◆ Problem statement ◆
Exclude any images and output the remaining records exactly.

◆ Records for this exercise ◆
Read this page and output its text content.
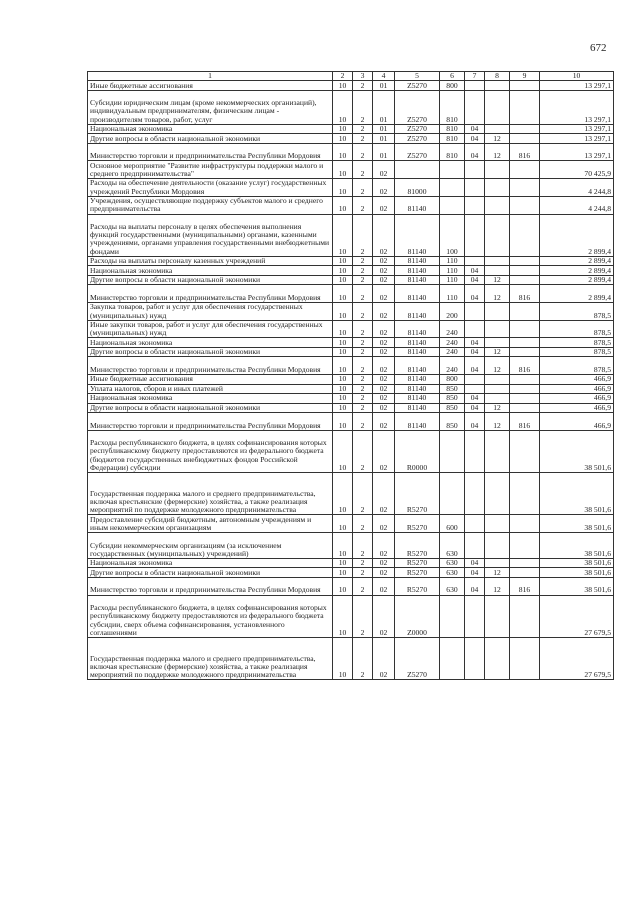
672
1	2	3	4	5	6	7	8	9	10
Иные бюджетные ассигнования	10	2	01	Z5270	800				13 297,1
Субсидии юридическим лицам (кроме некоммерческих организаций), индивидуальным предпринимателям, физическим лицам - производителям товаров, работ, услуг	10	2	01	Z5270	810				13 297,1
Национальная экономика	10	2	01	Z5270	810	04			13 297,1
Другие вопросы в области национальной экономики	10	2	01	Z5270	810	04	12		13 297,1
Министерство торговли и предпринимательства Республики Мордовия	10	2	01	Z5270	810	04	12	816	13 297,1
Основное мероприятие "Развитие инфраструктуры поддержки малого и среднего предпринимательства"	10	2	02						70 425,9
Расходы на обеспечение деятельности (оказание услуг) государственных учреждений Республики Мордовия	10	2	02	81000					4 244,8
Учреждения, осуществляющие поддержку субъектов малого и среднего предпринимательства	10	2	02	81140					4 244,8
Расходы на выплаты персоналу в целях обеспечения выполнения функций государственными (муниципальными) органами, казенными учреждениями, органами управления государственными внебюджетными фондами	10	2	02	81140	100				2 899,4
Расходы на выплаты персоналу казенных учреждений	10	2	02	81140	110				2 899,4
Национальная экономика	10	2	02	81140	110	04			2 899,4
Другие вопросы в области национальной экономики	10	2	02	81140	110	04	12		2 899,4
Министерство торговли и предпринимательства Республики Мордовия	10	2	02	81140	110	04	12	816	2 899,4
Закупка товаров, работ и услуг для обеспечения государственных (муниципальных) нужд	10	2	02	81140	200				878,5
Иные закупки товаров, работ и услуг для обеспечения государственных (муниципальных) нужд	10	2	02	81140	240				878,5
Национальная экономика	10	2	02	81140	240	04			878,5
Другие вопросы в области национальной экономики	10	2	02	81140	240	04	12		878,5
Министерство торговли и предпринимательства Республики Мордовия	10	2	02	81140	240	04	12	816	878,5
Иные бюджетные ассигнования	10	2	02	81140	800				466,9
Уплата налогов, сборов и иных платежей	10	2	02	81140	850				466,9
Национальная экономика	10	2	02	81140	850	04			466,9
Другие вопросы в области национальной экономики	10	2	02	81140	850	04	12		466,9
Министерство торговли и предпринимательства Республики Мордовия	10	2	02	81140	850	04	12	816	466,9
Расходы республиканского бюджета, в целях софинансирования которых республиканскому бюджету предоставляются из федерального бюджета (бюджетов государственных внебюджетных фондов Российской Федерации) субсидии	10	2	02	R0000					38 501,6
Государственная поддержка малого и среднего предпринимательства, включая крестьянские (фермерские) хозяйства, а также реализация мероприятий по поддержке молодежного предпринимательства	10	2	02	R5270					38 501,6
Предоставление субсидий бюджетным, автономным учреждениям и иным некоммерческим организациям	10	2	02	R5270	600				38 501,6
Субсидии некоммерческим организациям (за исключением государственных (муниципальных) учреждений)	10	2	02	R5270	630				38 501,6
Национальная экономика	10	2	02	R5270	630	04			38 501,6
Другие вопросы в области национальной экономики	10	2	02	R5270	630	04	12		38 501,6
Министерство торговли и предпринимательства Республики Мордовия	10	2	02	R5270	630	04	12	816	38 501,6
Расходы республиканского бюджета, в целях софинансирования которых республиканскому бюджету предоставляются из федерального бюджета субсидии, сверх объема софинансирования, установленного соглашениями	10	2	02	Z0000					27 679,5
Государственная поддержка малого и среднего предпринимательства, включая крестьянские (фермерские) хозяйства, а также реализация мероприятий по поддержке молодежного предпринимательства	10	2	02	Z5270					27 679,5
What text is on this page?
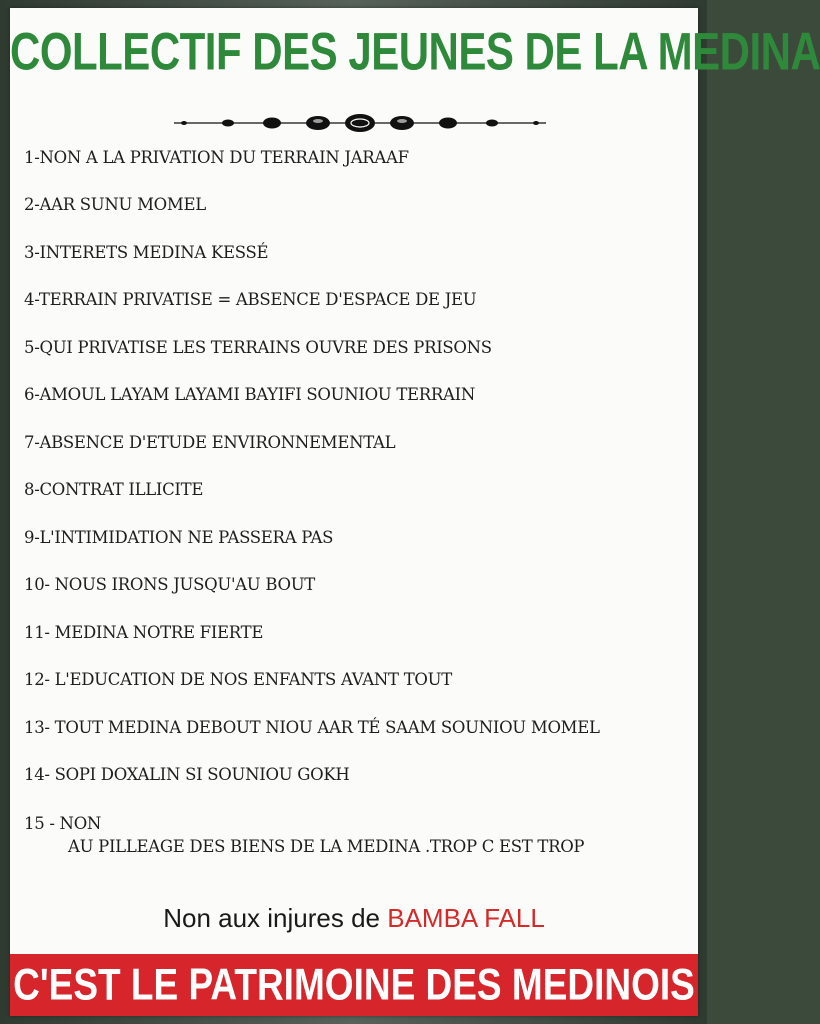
COLLECTIF DES JEUNES DE LA MEDINA
1-NON A LA PRIVATION DU TERRAIN JARAAF
2-AAR SUNU MOMEL
3-INTERETS MEDINA KESSÉ
4-TERRAIN PRIVATISE = ABSENCE D'ESPACE DE JEU
5-QUI PRIVATISE LES TERRAINS OUVRE DES PRISONS
6-AMOUL LAYAM LAYAMI BAYIFI SOUNIOU TERRAIN
7-ABSENCE D'ETUDE ENVIRONNEMENTAL
8-CONTRAT ILLICITE
9-L'INTIMIDATION NE PASSERA PAS
10- NOUS IRONS JUSQU'AU BOUT
11- MEDINA NOTRE FIERTE
12- L'EDUCATION DE NOS ENFANTS AVANT TOUT
13- TOUT MEDINA DEBOUT NIOU AAR TÉ SAAM SOUNIOU MOMEL
14- SOPI DOXALIN SI SOUNIOU GOKH
15 - NON
AU PILLEAGE DES BIENS DE LA MEDINA .TROP C EST TROP
Non aux injures de BAMBA FALL
C'EST LE PATRIMOINE DES MEDINOIS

◆ Problem solution ◆
Read this page and output its text content.
672
1	2	3	4	5	6	7	8	9	10
Иные бюджетные ассигнования	10	2	01	Z5270	800				13 297,1
Субсидии юридическим лицам (кроме некоммерческих организаций), индивидуальным предпринимателям, физическим лицам - производителям товаров, работ, услуг	10	2	01	Z5270	810				13 297,1
Национальная экономика	10	2	01	Z5270	810	04			13 297,1
Другие вопросы в области национальной экономики	10	2	01	Z5270	810	04	12		13 297,1
Министерство торговли и предпринимательства Республики Мордовия	10	2	01	Z5270	810	04	12	816	13 297,1
Основное мероприятие "Развитие инфраструктуры поддержки малого и среднего предпринимательства"	10	2	02						70 425,9
Расходы на обеспечение деятельности (оказание услуг) государственных учреждений Республики Мордовия	10	2	02	81000					4 244,8
Учреждения, осуществляющие поддержку субъектов малого и среднего предпринимательства	10	2	02	81140					4 244,8
Расходы на выплаты персоналу в целях обеспечения выполнения функций государственными (муниципальными) органами, казенными учреждениями, органами управления государственными внебюджетными фондами	10	2	02	81140	100				2 899,4
Расходы на выплаты персоналу казенных учреждений	10	2	02	81140	110				2 899,4
Национальная экономика	10	2	02	81140	110	04			2 899,4
Другие вопросы в области национальной экономики	10	2	02	81140	110	04	12		2 899,4
Министерство торговли и предпринимательства Республики Мордовия	10	2	02	81140	110	04	12	816	2 899,4
Закупка товаров, работ и услуг для обеспечения государственных (муниципальных) нужд	10	2	02	81140	200				878,5
Иные закупки товаров, работ и услуг для обеспечения государственных (муниципальных) нужд	10	2	02	81140	240				878,5
Национальная экономика	10	2	02	81140	240	04			878,5
Другие вопросы в области национальной экономики	10	2	02	81140	240	04	12		878,5
Министерство торговли и предпринимательства Республики Мордовия	10	2	02	81140	240	04	12	816	878,5
Иные бюджетные ассигнования	10	2	02	81140	800				466,9
Уплата налогов, сборов и иных платежей	10	2	02	81140	850				466,9
Национальная экономика	10	2	02	81140	850	04			466,9
Другие вопросы в области национальной экономики	10	2	02	81140	850	04	12		466,9
Министерство торговли и предпринимательства Республики Мордовия	10	2	02	81140	850	04	12	816	466,9
Расходы республиканского бюджета, в целях софинансирования которых республиканскому бюджету предоставляются из федерального бюджета (бюджетов государственных внебюджетных фондов Российской Федерации) субсидии	10	2	02	R0000					38 501,6
Государственная поддержка малого и среднего предпринимательства, включая крестьянские (фермерские) хозяйства, а также реализация мероприятий по поддержке молодежного предпринимательства	10	2	02	R5270					38 501,6
Предоставление субсидий бюджетным, автономным учреждениям и иным некоммерческим организациям	10	2	02	R5270	600				38 501,6
Субсидии некоммерческим организациям (за исключением государственных (муниципальных) учреждений)	10	2	02	R5270	630				38 501,6
Национальная экономика	10	2	02	R5270	630	04			38 501,6
Другие вопросы в области национальной экономики	10	2	02	R5270	630	04	12		38 501,6
Министерство торговли и предпринимательства Республики Мордовия	10	2	02	R5270	630	04	12	816	38 501,6
Расходы республиканского бюджета, в целях софинансирования которых республиканскому бюджету предоставляются из федерального бюджета субсидии, сверх объема софинансирования, установленного соглашениями	10	2	02	Z0000					27 679,5
Государственная поддержка малого и среднего предпринимательства, включая крестьянские (фермерские) хозяйства, а также реализация мероприятий по поддержке молодежного предпринимательства	10	2	02	Z5270					27 679,5
What text is on this page?
COLLECTIF DES JEUNES DE LA MEDINA
1-NON A LA PRIVATION DU TERRAIN JARAAF
2-AAR SUNU MOMEL
3-INTERETS MEDINA KESSÉ
4-TERRAIN PRIVATISE = ABSENCE D'ESPACE DE JEU
5-QUI PRIVATISE LES TERRAINS OUVRE DES PRISONS
6-AMOUL LAYAM LAYAMI BAYIFI SOUNIOU TERRAIN
7-ABSENCE D'ETUDE ENVIRONNEMENTAL
8-CONTRAT ILLICITE
9-L'INTIMIDATION NE PASSERA PAS
10- NOUS IRONS JUSQU'AU BOUT
11- MEDINA NOTRE FIERTE
12- L'EDUCATION DE NOS ENFANTS AVANT TOUT
13- TOUT MEDINA DEBOUT NIOU AAR TÉ SAAM SOUNIOU MOMEL
14- SOPI DOXALIN SI SOUNIOU GOKH
15 - NON
AU PILLEAGE DES BIENS DE LA MEDINA .TROP C EST TROP
Non aux injures de BAMBA FALL
C'EST LE PATRIMOINE DES MEDINOIS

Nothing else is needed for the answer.